* [Work instructions]: Below is a listing; reproduce each line of it exactly.

.....

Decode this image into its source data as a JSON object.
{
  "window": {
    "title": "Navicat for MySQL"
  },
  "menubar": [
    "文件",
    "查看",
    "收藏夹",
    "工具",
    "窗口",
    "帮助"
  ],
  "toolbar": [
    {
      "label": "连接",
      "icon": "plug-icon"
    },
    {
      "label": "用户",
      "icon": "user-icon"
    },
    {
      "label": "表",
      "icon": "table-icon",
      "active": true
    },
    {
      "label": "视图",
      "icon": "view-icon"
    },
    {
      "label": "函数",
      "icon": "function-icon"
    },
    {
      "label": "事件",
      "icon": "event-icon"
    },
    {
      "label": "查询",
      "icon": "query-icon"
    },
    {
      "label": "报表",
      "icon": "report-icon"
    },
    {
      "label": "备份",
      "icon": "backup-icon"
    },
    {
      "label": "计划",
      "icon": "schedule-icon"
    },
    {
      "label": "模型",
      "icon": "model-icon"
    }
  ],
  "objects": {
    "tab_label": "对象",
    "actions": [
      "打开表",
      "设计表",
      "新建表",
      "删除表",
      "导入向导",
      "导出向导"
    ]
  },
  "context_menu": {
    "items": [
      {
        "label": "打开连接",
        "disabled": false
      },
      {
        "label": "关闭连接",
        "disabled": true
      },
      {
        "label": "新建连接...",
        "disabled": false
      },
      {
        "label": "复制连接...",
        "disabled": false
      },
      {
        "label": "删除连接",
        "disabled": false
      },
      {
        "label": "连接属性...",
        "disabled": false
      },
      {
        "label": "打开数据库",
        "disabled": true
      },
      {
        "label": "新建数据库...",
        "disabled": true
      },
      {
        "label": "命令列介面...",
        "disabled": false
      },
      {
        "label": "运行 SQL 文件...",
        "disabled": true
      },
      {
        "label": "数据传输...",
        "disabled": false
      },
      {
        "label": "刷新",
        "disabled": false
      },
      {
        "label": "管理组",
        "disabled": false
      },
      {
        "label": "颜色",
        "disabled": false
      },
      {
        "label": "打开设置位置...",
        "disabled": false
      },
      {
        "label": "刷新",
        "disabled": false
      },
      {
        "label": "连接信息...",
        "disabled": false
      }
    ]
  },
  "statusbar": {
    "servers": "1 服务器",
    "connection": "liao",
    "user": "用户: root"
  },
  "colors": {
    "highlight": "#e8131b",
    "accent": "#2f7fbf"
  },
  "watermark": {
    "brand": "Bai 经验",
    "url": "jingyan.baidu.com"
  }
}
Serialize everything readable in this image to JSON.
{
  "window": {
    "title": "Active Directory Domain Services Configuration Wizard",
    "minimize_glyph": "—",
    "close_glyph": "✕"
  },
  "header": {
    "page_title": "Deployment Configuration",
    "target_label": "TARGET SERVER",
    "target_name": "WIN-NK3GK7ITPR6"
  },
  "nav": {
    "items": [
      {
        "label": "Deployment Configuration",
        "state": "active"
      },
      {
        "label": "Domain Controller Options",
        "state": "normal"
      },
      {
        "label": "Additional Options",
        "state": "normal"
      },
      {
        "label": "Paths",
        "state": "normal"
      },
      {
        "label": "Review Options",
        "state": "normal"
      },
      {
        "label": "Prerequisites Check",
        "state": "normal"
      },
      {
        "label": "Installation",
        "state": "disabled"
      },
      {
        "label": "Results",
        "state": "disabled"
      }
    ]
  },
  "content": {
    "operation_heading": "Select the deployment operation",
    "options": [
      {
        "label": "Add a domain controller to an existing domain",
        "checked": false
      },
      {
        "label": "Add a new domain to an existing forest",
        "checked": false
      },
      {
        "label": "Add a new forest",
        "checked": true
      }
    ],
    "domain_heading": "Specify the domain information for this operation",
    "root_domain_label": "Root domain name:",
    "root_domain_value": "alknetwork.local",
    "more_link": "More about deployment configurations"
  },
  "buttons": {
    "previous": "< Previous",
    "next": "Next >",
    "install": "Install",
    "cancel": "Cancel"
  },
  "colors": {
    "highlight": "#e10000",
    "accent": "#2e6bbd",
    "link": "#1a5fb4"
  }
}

.....

* [Task output]:
Decode this image into its source data as a JSON object.
{
  "window": {
    "title": "Navicat for MySQL"
  },
  "menubar": [
    "文件",
    "查看",
    "收藏夹",
    "工具",
    "窗口",
    "帮助"
  ],
  "toolbar": [
    {
      "label": "连接",
      "icon": "plug-icon"
    },
    {
      "label": "用户",
      "icon": "user-icon"
    },
    {
      "label": "表",
      "icon": "table-icon",
      "active": true
    },
    {
      "label": "视图",
      "icon": "view-icon"
    },
    {
      "label": "函数",
      "icon": "function-icon"
    },
    {
      "label": "事件",
      "icon": "event-icon"
    },
    {
      "label": "查询",
      "icon": "query-icon"
    },
    {
      "label": "报表",
      "icon": "report-icon"
    },
    {
      "label": "备份",
      "icon": "backup-icon"
    },
    {
      "label": "计划",
      "icon": "schedule-icon"
    },
    {
      "label": "模型",
      "icon": "model-icon"
    }
  ],
  "objects": {
    "tab_label": "对象",
    "actions": [
      "打开表",
      "设计表",
      "新建表",
      "删除表",
      "导入向导",
      "导出向导"
    ]
  },
  "context_menu": {
    "items": [
      {
        "label": "打开连接",
        "disabled": false
      },
      {
        "label": "关闭连接",
        "disabled": true
      },
      {
        "label": "新建连接...",
        "disabled": false
      },
      {
        "label": "复制连接...",
        "disabled": false
      },
      {
        "label": "删除连接",
        "disabled": false
      },
      {
        "label": "连接属性...",
        "disabled": false
      },
      {
        "label": "打开数据库",
        "disabled": true
      },
      {
        "label": "新建数据库...",
        "disabled": true
      },
      {
        "label": "命令列介面...",
        "disabled": false
      },
      {
        "label": "运行 SQL 文件...",
        "disabled": true
      },
      {
        "label": "数据传输...",
        "disabled": false
      },
      {
        "label": "刷新",
        "disabled": false
      },
      {
        "label": "管理组",
        "disabled": false
      },
      {
        "label": "颜色",
        "disabled": false
      },
      {
        "label": "打开设置位置...",
        "disabled": false
      },
      {
        "label": "刷新",
        "disabled": false
      },
      {
        "label": "连接信息...",
        "disabled": false
      }
    ]
  },
  "statusbar": {
    "servers": "1 服务器",
    "connection": "liao",
    "user": "用户: root"
  },
  "colors": {
    "highlight": "#e8131b",
    "accent": "#2f7fbf"
  },
  "watermark": {
    "brand": "Bai 经验",
    "url": "jingyan.baidu.com"
  }
}
Serialize everything readable in this image to JSON.
{
  "window": {
    "title": "Active Directory Domain Services Configuration Wizard",
    "minimize_glyph": "—",
    "close_glyph": "✕"
  },
  "header": {
    "page_title": "Deployment Configuration",
    "target_label": "TARGET SERVER",
    "target_name": "WIN-NK3GK7ITPR6"
  },
  "nav": {
    "items": [
      {
        "label": "Deployment Configuration",
        "state": "active"
      },
      {
        "label": "Domain Controller Options",
        "state": "normal"
      },
      {
        "label": "Additional Options",
        "state": "normal"
      },
      {
        "label": "Paths",
        "state": "normal"
      },
      {
        "label": "Review Options",
        "state": "normal"
      },
      {
        "label": "Prerequisites Check",
        "state": "normal"
      },
      {
        "label": "Installation",
        "state": "disabled"
      },
      {
        "label": "Results",
        "state": "disabled"
      }
    ]
  },
  "content": {
    "operation_heading": "Select the deployment operation",
    "options": [
      {
        "label": "Add a domain controller to an existing domain",
        "checked": false
      },
      {
        "label": "Add a new domain to an existing forest",
        "checked": false
      },
      {
        "label": "Add a new forest",
        "checked": true
      }
    ],
    "domain_heading": "Specify the domain information for this operation",
    "root_domain_label": "Root domain name:",
    "root_domain_value": "alknetwork.local",
    "more_link": "More about deployment configurations"
  },
  "buttons": {
    "previous": "< Previous",
    "next": "Next >",
    "install": "Install",
    "cancel": "Cancel"
  },
  "colors": {
    "highlight": "#e10000",
    "accent": "#2e6bbd",
    "link": "#1a5fb4"
  }
}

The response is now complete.